--- begin ---
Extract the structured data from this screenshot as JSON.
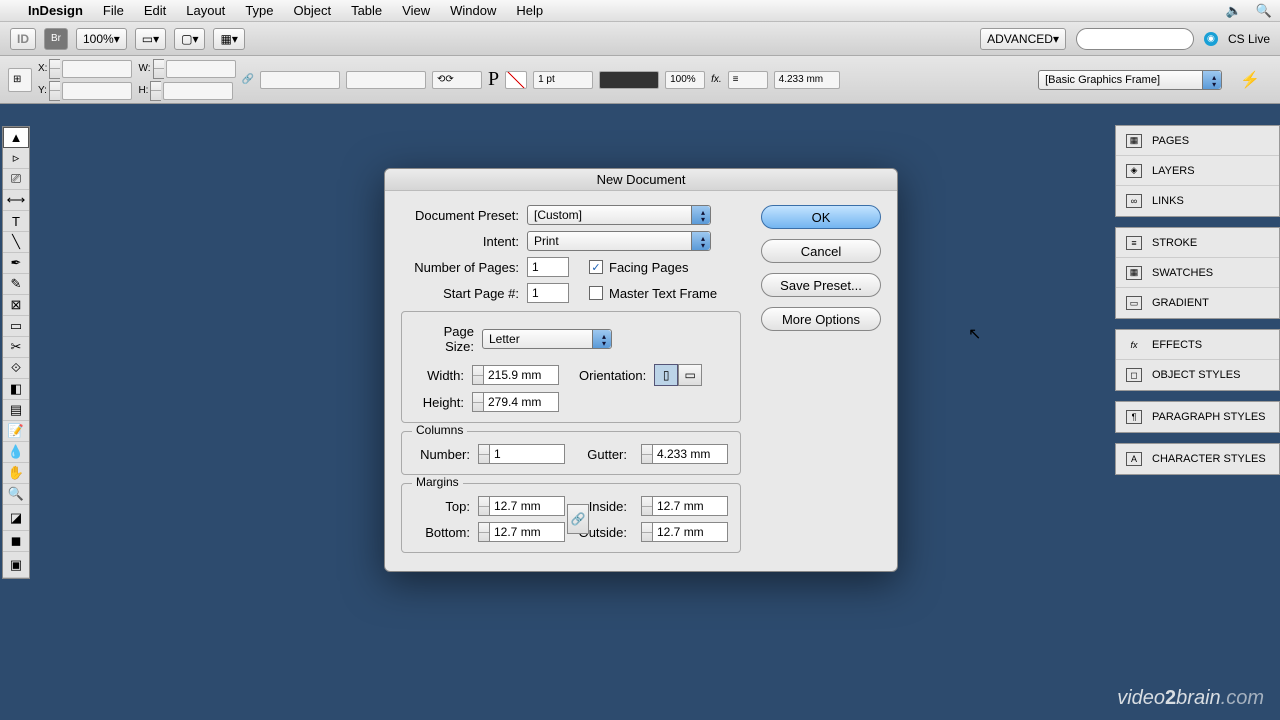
{
  "menubar": {
    "app": "InDesign",
    "items": [
      "File",
      "Edit",
      "Layout",
      "Type",
      "Object",
      "Table",
      "View",
      "Window",
      "Help"
    ]
  },
  "ctrlbar": {
    "zoom": "100%",
    "workspace": "ADVANCED",
    "cslive": "CS Live"
  },
  "propbar": {
    "x_label": "X:",
    "y_label": "Y:",
    "w_label": "W:",
    "h_label": "H:",
    "stroke": "1 pt",
    "opacity": "100%",
    "gutter": "4.233 mm",
    "frame_style": "[Basic Graphics Frame]"
  },
  "panels": {
    "g1": [
      "PAGES",
      "LAYERS",
      "LINKS"
    ],
    "g2": [
      "STROKE",
      "SWATCHES",
      "GRADIENT"
    ],
    "g3": [
      "EFFECTS",
      "OBJECT STYLES"
    ],
    "g4": [
      "PARAGRAPH STYLES"
    ],
    "g5": [
      "CHARACTER STYLES"
    ]
  },
  "dialog": {
    "title": "New Document",
    "doc_preset_label": "Document Preset:",
    "doc_preset": "[Custom]",
    "intent_label": "Intent:",
    "intent": "Print",
    "num_pages_label": "Number of Pages:",
    "num_pages": "1",
    "start_page_label": "Start Page #:",
    "start_page": "1",
    "facing_pages": "Facing Pages",
    "master_text": "Master Text Frame",
    "page_size_label": "Page Size:",
    "page_size": "Letter",
    "width_label": "Width:",
    "width": "215.9 mm",
    "height_label": "Height:",
    "height": "279.4 mm",
    "orientation_label": "Orientation:",
    "columns_legend": "Columns",
    "col_number_label": "Number:",
    "col_number": "1",
    "gutter_label": "Gutter:",
    "gutter": "4.233 mm",
    "margins_legend": "Margins",
    "top_label": "Top:",
    "top": "12.7 mm",
    "bottom_label": "Bottom:",
    "bottom": "12.7 mm",
    "inside_label": "Inside:",
    "inside": "12.7 mm",
    "outside_label": "Outside:",
    "outside": "12.7 mm",
    "ok": "OK",
    "cancel": "Cancel",
    "save_preset": "Save Preset...",
    "more_options": "More Options"
  },
  "watermark": {
    "a": "video",
    "b": "2",
    "c": "brain",
    "d": ".com"
  }
}
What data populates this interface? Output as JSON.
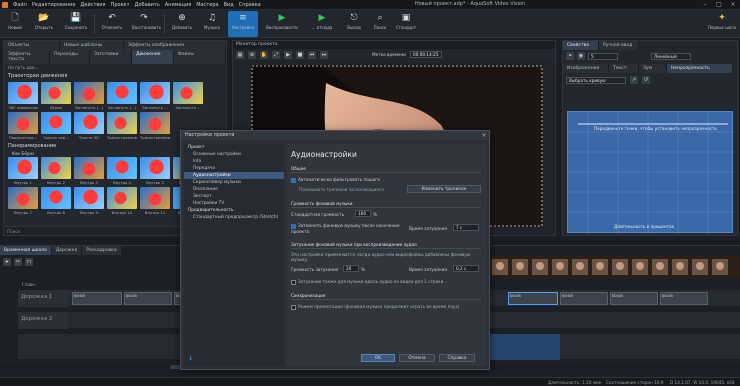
{
  "titlebar": {
    "menu": [
      "Файл",
      "Редактирование",
      "Действия",
      "Проект",
      "Добавить",
      "Анимация",
      "Мастера",
      "Вид",
      "Справка"
    ],
    "title": "Новый проект.adp* - AquaSoft Video Vision"
  },
  "ribbon": {
    "buttons": [
      {
        "label": "Новый",
        "icon": "🗋"
      },
      {
        "label": "Открыть",
        "icon": "📂"
      },
      {
        "label": "Сохранить",
        "icon": "💾"
      },
      {
        "label": "Отменить",
        "icon": "↶"
      },
      {
        "label": "Восстановить",
        "icon": "↷"
      },
      {
        "label": "Добавить",
        "icon": "⊕"
      },
      {
        "label": "Музыка",
        "icon": "♫"
      },
      {
        "label": "Настройки",
        "icon": "≡"
      },
      {
        "label": "Воспроизвести",
        "icon": "▶"
      },
      {
        "label": "... отсюда",
        "icon": "▶"
      },
      {
        "label": "Выход",
        "icon": "⎋"
      },
      {
        "label": "Поиск",
        "icon": "⌕"
      },
      {
        "label": "Стандарт",
        "icon": "▣"
      }
    ],
    "right_label": "Первые шаги"
  },
  "left_panel": {
    "tabs_row1": [
      "Объекты",
      "Новые шаблоны",
      "Эффекты изображения"
    ],
    "tabs_row2": [
      "Эффекты текста",
      "Переходы",
      "Заготовки",
      "Движение",
      "Файлы"
    ],
    "path_label": "На путь дви...",
    "section1": "Траектории движения",
    "group1": [
      {
        "cap": "360 поворотов"
      },
      {
        "cap": "Игрок"
      },
      {
        "cap": "Заглянуть (...)"
      },
      {
        "cap": "Заглянуть (...)"
      },
      {
        "cap": "Заглянуть ..."
      },
      {
        "cap": "Заглянуть ..."
      },
      {
        "cap": "Подпрыгнув..."
      },
      {
        "cap": "Тряска чер..."
      },
      {
        "cap": "Трясто 3D"
      },
      {
        "cap": "Трясостроение"
      },
      {
        "cap": "Трясостроение"
      }
    ],
    "section2": "Панорамирование",
    "subsection2": "Как Бёрнс",
    "group2": [
      {
        "cap": "Внутрь 1"
      },
      {
        "cap": "Внутрь 2"
      },
      {
        "cap": "Внутрь 3"
      },
      {
        "cap": "Внутрь 4"
      },
      {
        "cap": "Внутрь 5"
      },
      {
        "cap": "Внутрь 6"
      },
      {
        "cap": "Внутрь 7"
      },
      {
        "cap": "Внутрь 8"
      },
      {
        "cap": "Внутрь 9"
      },
      {
        "cap": "Внутрь 10"
      },
      {
        "cap": "Внутрь 11"
      },
      {
        "cap": "Внутрь 12"
      }
    ],
    "search_placeholder": "Поиск"
  },
  "preview": {
    "header": "Монитор проекта",
    "time_label": "Метка времени",
    "time_value": "00:00:14:25"
  },
  "right_panel": {
    "tabs": [
      "Свойства",
      "Ручной ввод"
    ],
    "subtabs": [
      "Изображение",
      "Текст",
      "Зум",
      "Непрозрачность"
    ],
    "selector1": "Выбрать кривую",
    "selector2": "Линейный",
    "curve_hint": "Передвиньте точки, чтобы установить непрозрачность",
    "axis_label": "Длительность в процентах"
  },
  "dialog": {
    "title": "Настройки проекта",
    "tree": [
      {
        "label": "Проект",
        "level": "h"
      },
      {
        "label": "Основные настройки",
        "level": "c"
      },
      {
        "label": "Info",
        "level": "c"
      },
      {
        "label": "Передача",
        "level": "c"
      },
      {
        "label": "Аудионастройки",
        "level": "c",
        "selected": true
      },
      {
        "label": "Скринсейвер музыки",
        "level": "c"
      },
      {
        "label": "Опознание",
        "level": "c"
      },
      {
        "label": "Экспорт",
        "level": "c"
      },
      {
        "label": "Настройки TV",
        "level": "c"
      },
      {
        "label": "Предварительность",
        "level": "h"
      },
      {
        "label": "Стандартный предпросмотр (Stretch)",
        "level": "c"
      }
    ],
    "heading": "Аудионастройки",
    "general": "Общее",
    "cb1": "Автоматически фильтровать пошаге",
    "cb1_sub": "Показывать тропиков заслоняющиеся",
    "btn_reset": "Изменить тропинок",
    "bg_music": "Громкость фоновой музыки",
    "vol_label": "Стандартная громкость",
    "vol_value": "100",
    "vol_unit": "%",
    "cb2": "Затемнить фоновую музыку после окончания проекта",
    "fade_label": "Время затухания",
    "fade_value": "7 с",
    "lower_title": "Затухание фоновой музыки при воспроизведении аудио",
    "lower_desc": "Это настройки применяются, когда аудио или видеофайлы добавлены фоновую музыку.",
    "lower_vol_label": "Громкость затухания",
    "lower_vol_value": "20",
    "lower_vol_unit": "%",
    "lower_fade_label": "Время затухания",
    "lower_fade_value": "0,2 с",
    "cb3": "Затухание также для музыки вдоль аудио из видео для 1 строки",
    "sync": "Синхронизация",
    "cb4": "Режим презентации (фоновая музыка продолжит играть во время пауз)",
    "ok": "OK",
    "cancel": "Отмена",
    "help": "Справка"
  },
  "timeline": {
    "tabs": [
      "Временная шкала",
      "Дорожка",
      "Раскадровка"
    ],
    "track1": "Дорожка 1",
    "track2": "Дорожка 2",
    "track_top": "Главн",
    "clips": [
      "00:05",
      "00:05",
      "00:05",
      "00:05",
      "00:05",
      "00:05",
      "00:05",
      "00:05",
      "00:05",
      "00:05"
    ]
  },
  "statusbar": {
    "duration": "Длительность: 1:20 мин",
    "aspect": "Соотношение сторон 16:9",
    "version": "D 14.1.07, W 10.0, 19045, x64"
  }
}
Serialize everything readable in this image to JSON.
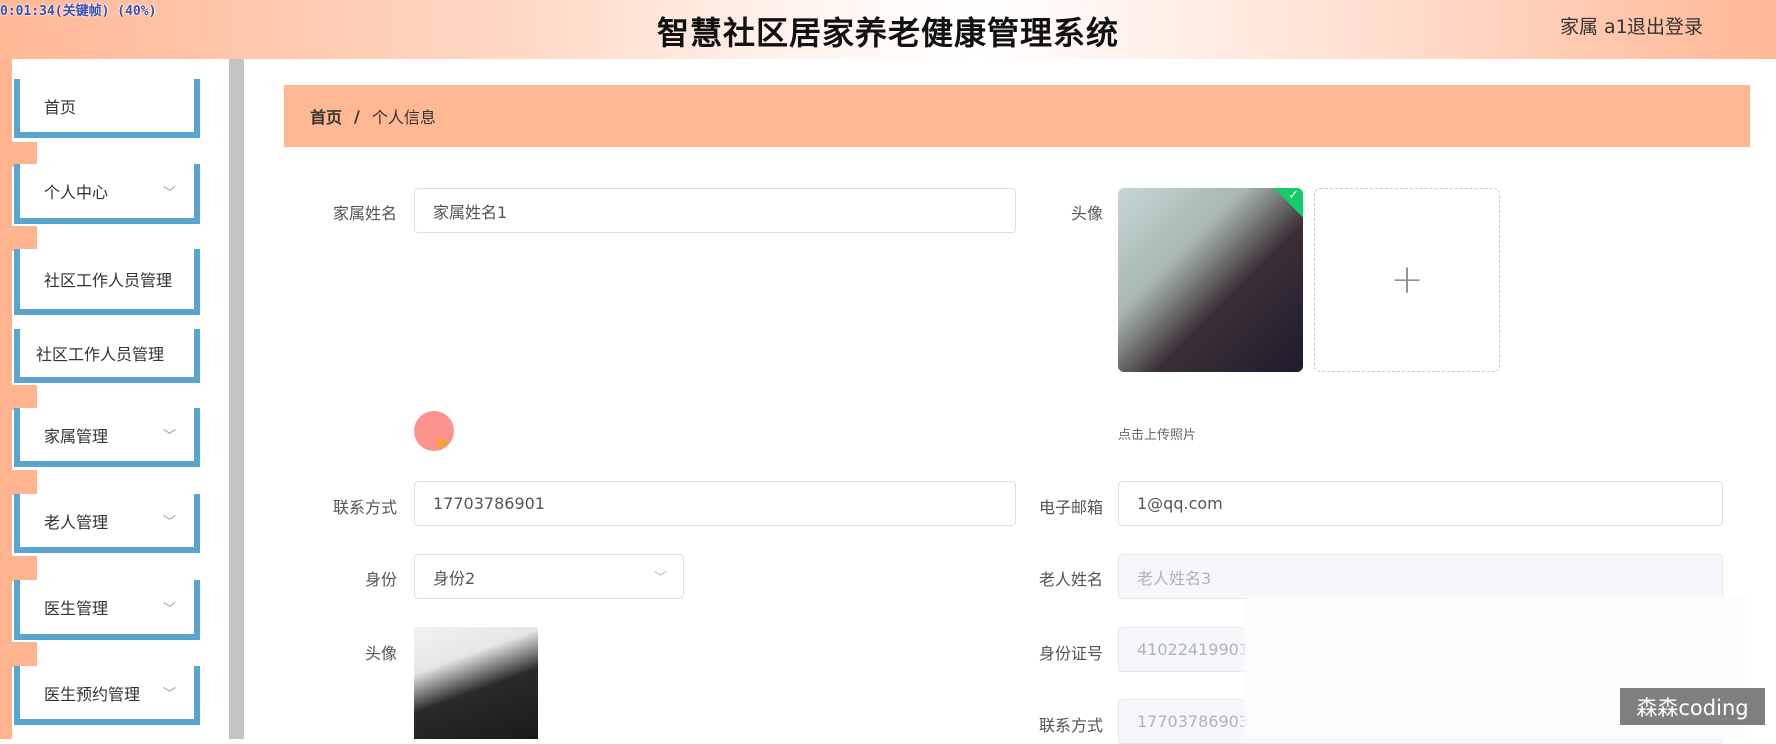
{
  "overlay": {
    "timestamp": "0:01:34(关键帧) (40%)",
    "watermark": "森森coding"
  },
  "header": {
    "title": "智慧社区居家养老健康管理系统",
    "user": "家属 a1",
    "logout": "退出登录"
  },
  "sidebar": {
    "items": [
      {
        "label": "首页"
      },
      {
        "label": "个人中心",
        "chevron": "﹀"
      },
      {
        "label": "社区工作人员管理"
      },
      {
        "label": "社区工作人员管理"
      },
      {
        "label": "家属管理",
        "chevron": "﹀"
      },
      {
        "label": "老人管理",
        "chevron": "﹀"
      },
      {
        "label": "医生管理",
        "chevron": "﹀"
      },
      {
        "label": "医生预约管理",
        "chevron": "﹀"
      }
    ]
  },
  "breadcrumb": {
    "home": "首页",
    "sep": "/",
    "current": "个人信息"
  },
  "form": {
    "name": {
      "label": "家属姓名",
      "value": "家属姓名1"
    },
    "avatar": {
      "label": "头像",
      "plus": "+",
      "hint": "点击上传照片",
      "check": "✓"
    },
    "phone": {
      "label": "联系方式",
      "value": "17703786901"
    },
    "email": {
      "label": "电子邮箱",
      "value": "1@qq.com"
    },
    "identity": {
      "label": "身份",
      "value": "身份2",
      "chevron": "﹀"
    },
    "elder_name": {
      "label": "老人姓名",
      "value": "老人姓名3"
    },
    "elder_avatar": {
      "label": "头像"
    },
    "elder_id": {
      "label": "身份证号",
      "value": "41022419901"
    },
    "elder_phone": {
      "label": "联系方式",
      "value": "17703786903"
    }
  },
  "colors": {
    "accent": "#ffb894",
    "nav_border": "#5aa5cf",
    "success": "#13ce66"
  }
}
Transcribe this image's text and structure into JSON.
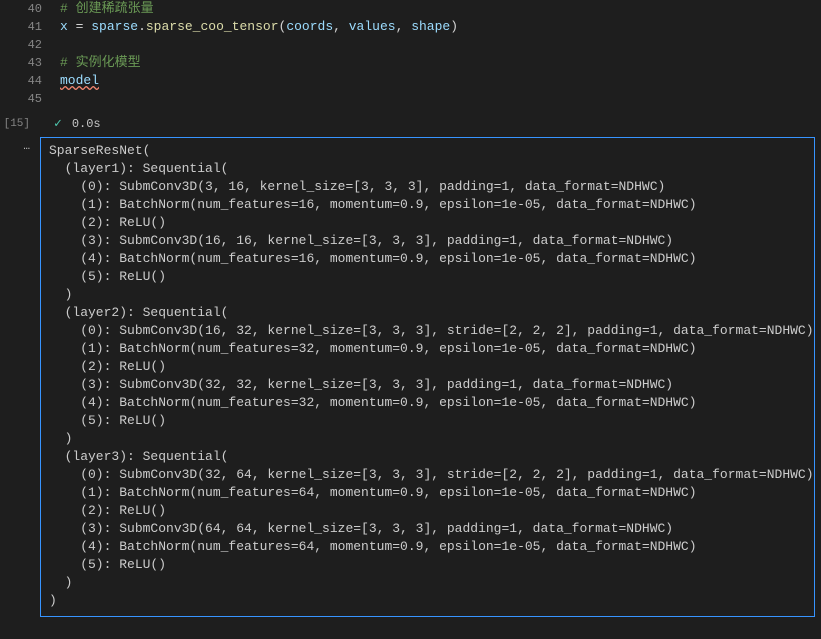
{
  "code": {
    "lines": [
      {
        "num": "40",
        "html": "<span class='comment'># 创建稀疏张量</span>"
      },
      {
        "num": "41",
        "html": "<span class='variable'>x</span> <span class='punct'>=</span> <span class='variable'>sparse</span><span class='punct'>.</span><span class='func'>sparse_coo_tensor</span><span class='punct'>(</span><span class='variable'>coords</span><span class='punct'>,</span> <span class='variable'>values</span><span class='punct'>,</span> <span class='variable'>shape</span><span class='punct'>)</span>"
      },
      {
        "num": "42",
        "html": ""
      },
      {
        "num": "43",
        "html": "<span class='comment'># 实例化模型</span>"
      },
      {
        "num": "44",
        "html": "<span class='variable wavy'>model</span>"
      },
      {
        "num": "45",
        "html": ""
      }
    ]
  },
  "execution": {
    "cell_label": "[15]",
    "status_icon": "✓",
    "timing": "0.0s",
    "ellipsis": "…"
  },
  "output": {
    "lines": [
      "SparseResNet(",
      "  (layer1): Sequential(",
      "    (0): SubmConv3D(3, 16, kernel_size=[3, 3, 3], padding=1, data_format=NDHWC)",
      "    (1): BatchNorm(num_features=16, momentum=0.9, epsilon=1e-05, data_format=NDHWC)",
      "    (2): ReLU()",
      "    (3): SubmConv3D(16, 16, kernel_size=[3, 3, 3], padding=1, data_format=NDHWC)",
      "    (4): BatchNorm(num_features=16, momentum=0.9, epsilon=1e-05, data_format=NDHWC)",
      "    (5): ReLU()",
      "  )",
      "  (layer2): Sequential(",
      "    (0): SubmConv3D(16, 32, kernel_size=[3, 3, 3], stride=[2, 2, 2], padding=1, data_format=NDHWC)",
      "    (1): BatchNorm(num_features=32, momentum=0.9, epsilon=1e-05, data_format=NDHWC)",
      "    (2): ReLU()",
      "    (3): SubmConv3D(32, 32, kernel_size=[3, 3, 3], padding=1, data_format=NDHWC)",
      "    (4): BatchNorm(num_features=32, momentum=0.9, epsilon=1e-05, data_format=NDHWC)",
      "    (5): ReLU()",
      "  )",
      "  (layer3): Sequential(",
      "    (0): SubmConv3D(32, 64, kernel_size=[3, 3, 3], stride=[2, 2, 2], padding=1, data_format=NDHWC)",
      "    (1): BatchNorm(num_features=64, momentum=0.9, epsilon=1e-05, data_format=NDHWC)",
      "    (2): ReLU()",
      "    (3): SubmConv3D(64, 64, kernel_size=[3, 3, 3], padding=1, data_format=NDHWC)",
      "    (4): BatchNorm(num_features=64, momentum=0.9, epsilon=1e-05, data_format=NDHWC)",
      "    (5): ReLU()",
      "  )",
      ")"
    ]
  }
}
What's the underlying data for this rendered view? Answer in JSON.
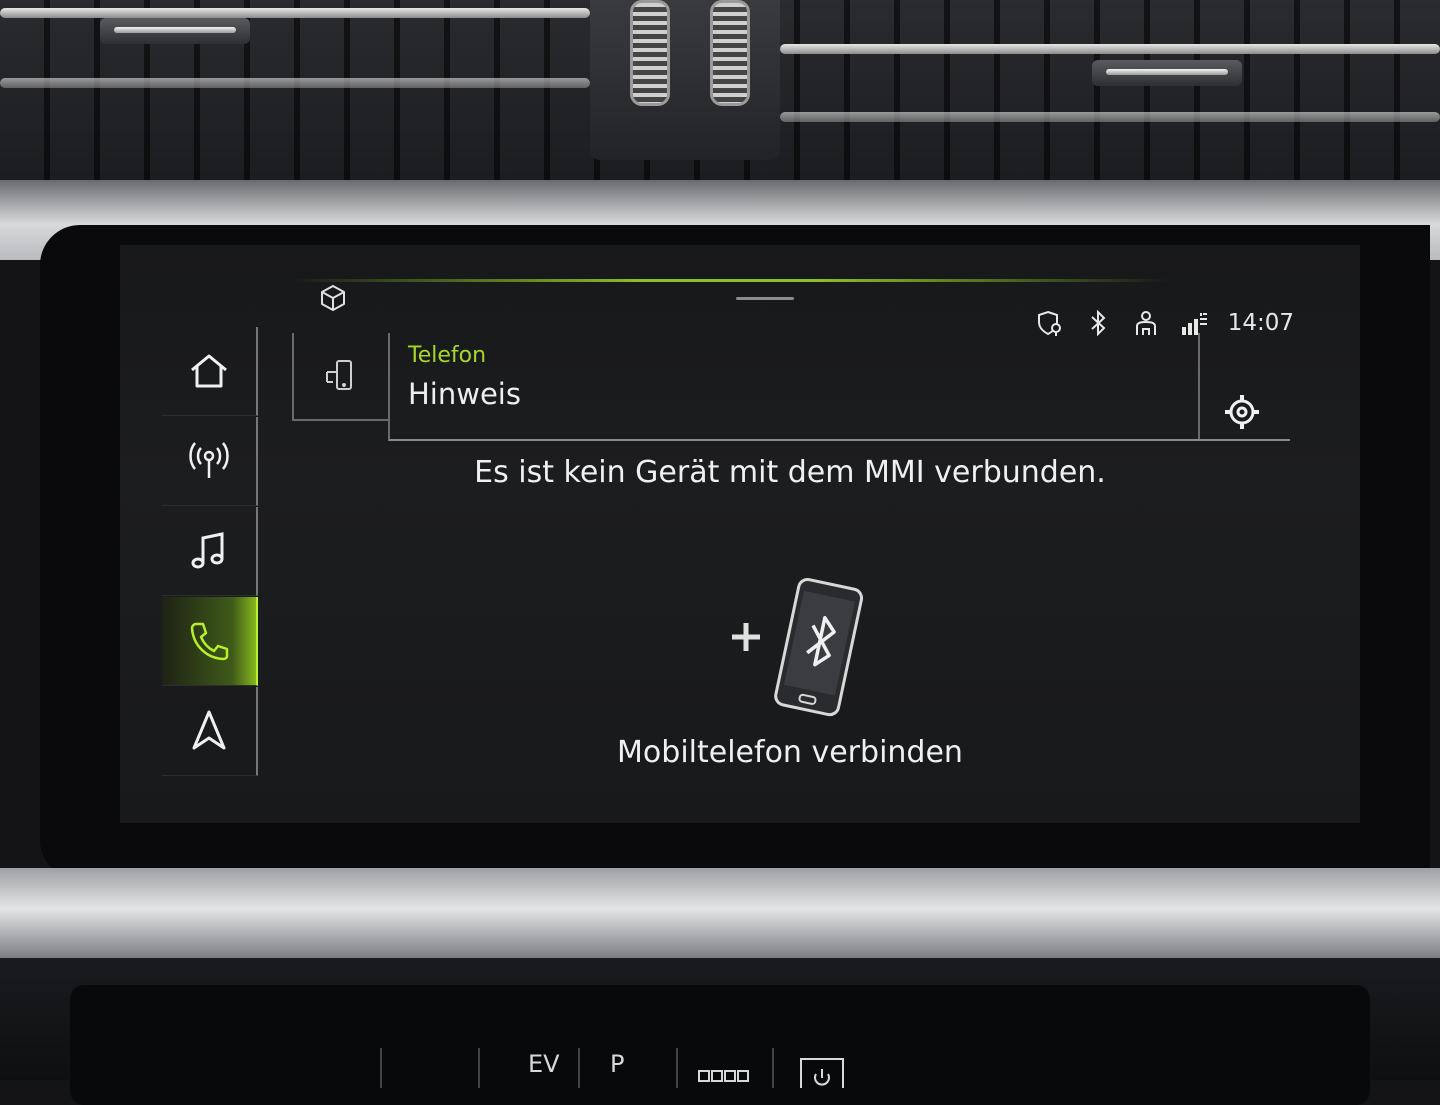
{
  "screen": {
    "breadcrumb": "Telefon",
    "title": "Hinweis",
    "clock": "14:07",
    "message": "Es ist kein Gerät mit dem MMI verbunden.",
    "connect_label": "Mobiltelefon verbinden",
    "accent_color": "#a6d62a"
  },
  "sidebar": {
    "items": [
      {
        "name": "home",
        "icon": "home-icon",
        "active": false
      },
      {
        "name": "radio",
        "icon": "radio-antenna-icon",
        "active": false
      },
      {
        "name": "media",
        "icon": "music-note-icon",
        "active": false
      },
      {
        "name": "phone",
        "icon": "phone-handset-icon",
        "active": true
      },
      {
        "name": "navigation",
        "icon": "navigation-arrow-icon",
        "active": false
      }
    ]
  },
  "status_bar": {
    "icons": [
      "location-shield-icon",
      "bluetooth-icon",
      "user-profile-icon",
      "data-signal-icon"
    ]
  },
  "lower_console": {
    "labels": [
      "EV",
      "P"
    ]
  }
}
--- end ---
Copy, from the material above, each line in which the string "фоновую" occurs.

#### Complete answer:
    "cb2": "Затемнить фоновую музыку после окончания проекта",
    "lower_desc": "Это настройки применяются, когда аудио или видеофайлы добавлены фоновую музыку.",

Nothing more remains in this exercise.